- Task details
Output the material below in its entirety, exactly as given.

- Input rows
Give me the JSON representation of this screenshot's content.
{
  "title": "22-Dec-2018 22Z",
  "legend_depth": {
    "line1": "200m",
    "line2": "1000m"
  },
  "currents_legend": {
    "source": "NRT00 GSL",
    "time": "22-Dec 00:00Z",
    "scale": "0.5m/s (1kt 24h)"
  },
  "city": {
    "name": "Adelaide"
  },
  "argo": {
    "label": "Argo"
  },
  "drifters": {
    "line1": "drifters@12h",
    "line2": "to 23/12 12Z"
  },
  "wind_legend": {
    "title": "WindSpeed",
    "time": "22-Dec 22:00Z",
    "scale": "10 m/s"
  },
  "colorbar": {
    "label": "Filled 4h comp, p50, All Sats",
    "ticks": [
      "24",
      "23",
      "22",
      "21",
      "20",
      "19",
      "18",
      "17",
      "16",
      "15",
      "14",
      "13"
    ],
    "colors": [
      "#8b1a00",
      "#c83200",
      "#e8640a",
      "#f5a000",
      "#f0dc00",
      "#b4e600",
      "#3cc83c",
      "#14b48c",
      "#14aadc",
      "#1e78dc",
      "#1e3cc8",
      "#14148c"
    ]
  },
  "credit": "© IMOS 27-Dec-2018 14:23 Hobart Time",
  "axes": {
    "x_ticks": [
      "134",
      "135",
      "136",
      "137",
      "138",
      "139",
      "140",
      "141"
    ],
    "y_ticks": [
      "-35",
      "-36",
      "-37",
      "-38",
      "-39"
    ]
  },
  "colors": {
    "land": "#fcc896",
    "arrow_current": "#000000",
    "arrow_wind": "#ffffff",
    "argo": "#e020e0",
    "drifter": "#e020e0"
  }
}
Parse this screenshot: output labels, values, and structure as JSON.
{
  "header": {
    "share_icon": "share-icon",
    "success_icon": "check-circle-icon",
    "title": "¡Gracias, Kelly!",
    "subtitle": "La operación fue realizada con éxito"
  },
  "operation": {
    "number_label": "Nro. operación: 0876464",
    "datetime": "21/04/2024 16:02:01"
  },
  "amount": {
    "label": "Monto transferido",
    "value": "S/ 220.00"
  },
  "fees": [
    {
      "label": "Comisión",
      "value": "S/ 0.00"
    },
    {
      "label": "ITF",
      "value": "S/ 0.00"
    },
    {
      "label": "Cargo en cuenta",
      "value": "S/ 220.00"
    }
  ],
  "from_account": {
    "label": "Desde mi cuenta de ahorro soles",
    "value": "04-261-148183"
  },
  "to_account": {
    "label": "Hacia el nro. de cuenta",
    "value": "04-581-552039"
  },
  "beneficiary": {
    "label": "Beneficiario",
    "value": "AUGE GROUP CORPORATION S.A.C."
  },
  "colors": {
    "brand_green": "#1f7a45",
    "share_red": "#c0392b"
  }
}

- Task answer
Give me the JSON representation of this screenshot's content.
{
  "title": "22-Dec-2018 22Z",
  "legend_depth": {
    "line1": "200m",
    "line2": "1000m"
  },
  "currents_legend": {
    "source": "NRT00 GSL",
    "time": "22-Dec 00:00Z",
    "scale": "0.5m/s (1kt 24h)"
  },
  "city": {
    "name": "Adelaide"
  },
  "argo": {
    "label": "Argo"
  },
  "drifters": {
    "line1": "drifters@12h",
    "line2": "to 23/12 12Z"
  },
  "wind_legend": {
    "title": "WindSpeed",
    "time": "22-Dec 22:00Z",
    "scale": "10 m/s"
  },
  "colorbar": {
    "label": "Filled 4h comp, p50, All Sats",
    "ticks": [
      "24",
      "23",
      "22",
      "21",
      "20",
      "19",
      "18",
      "17",
      "16",
      "15",
      "14",
      "13"
    ],
    "colors": [
      "#8b1a00",
      "#c83200",
      "#e8640a",
      "#f5a000",
      "#f0dc00",
      "#b4e600",
      "#3cc83c",
      "#14b48c",
      "#14aadc",
      "#1e78dc",
      "#1e3cc8",
      "#14148c"
    ]
  },
  "credit": "© IMOS 27-Dec-2018 14:23 Hobart Time",
  "axes": {
    "x_ticks": [
      "134",
      "135",
      "136",
      "137",
      "138",
      "139",
      "140",
      "141"
    ],
    "y_ticks": [
      "-35",
      "-36",
      "-37",
      "-38",
      "-39"
    ]
  },
  "colors": {
    "land": "#fcc896",
    "arrow_current": "#000000",
    "arrow_wind": "#ffffff",
    "argo": "#e020e0",
    "drifter": "#e020e0"
  }
}
Parse this screenshot: output labels, values, and structure as JSON.
{
  "header": {
    "share_icon": "share-icon",
    "success_icon": "check-circle-icon",
    "title": "¡Gracias, Kelly!",
    "subtitle": "La operación fue realizada con éxito"
  },
  "operation": {
    "number_label": "Nro. operación: 0876464",
    "datetime": "21/04/2024 16:02:01"
  },
  "amount": {
    "label": "Monto transferido",
    "value": "S/ 220.00"
  },
  "fees": [
    {
      "label": "Comisión",
      "value": "S/ 0.00"
    },
    {
      "label": "ITF",
      "value": "S/ 0.00"
    },
    {
      "label": "Cargo en cuenta",
      "value": "S/ 220.00"
    }
  ],
  "from_account": {
    "label": "Desde mi cuenta de ahorro soles",
    "value": "04-261-148183"
  },
  "to_account": {
    "label": "Hacia el nro. de cuenta",
    "value": "04-581-552039"
  },
  "beneficiary": {
    "label": "Beneficiario",
    "value": "AUGE GROUP CORPORATION S.A.C."
  },
  "colors": {
    "brand_green": "#1f7a45",
    "share_red": "#c0392b"
  }
}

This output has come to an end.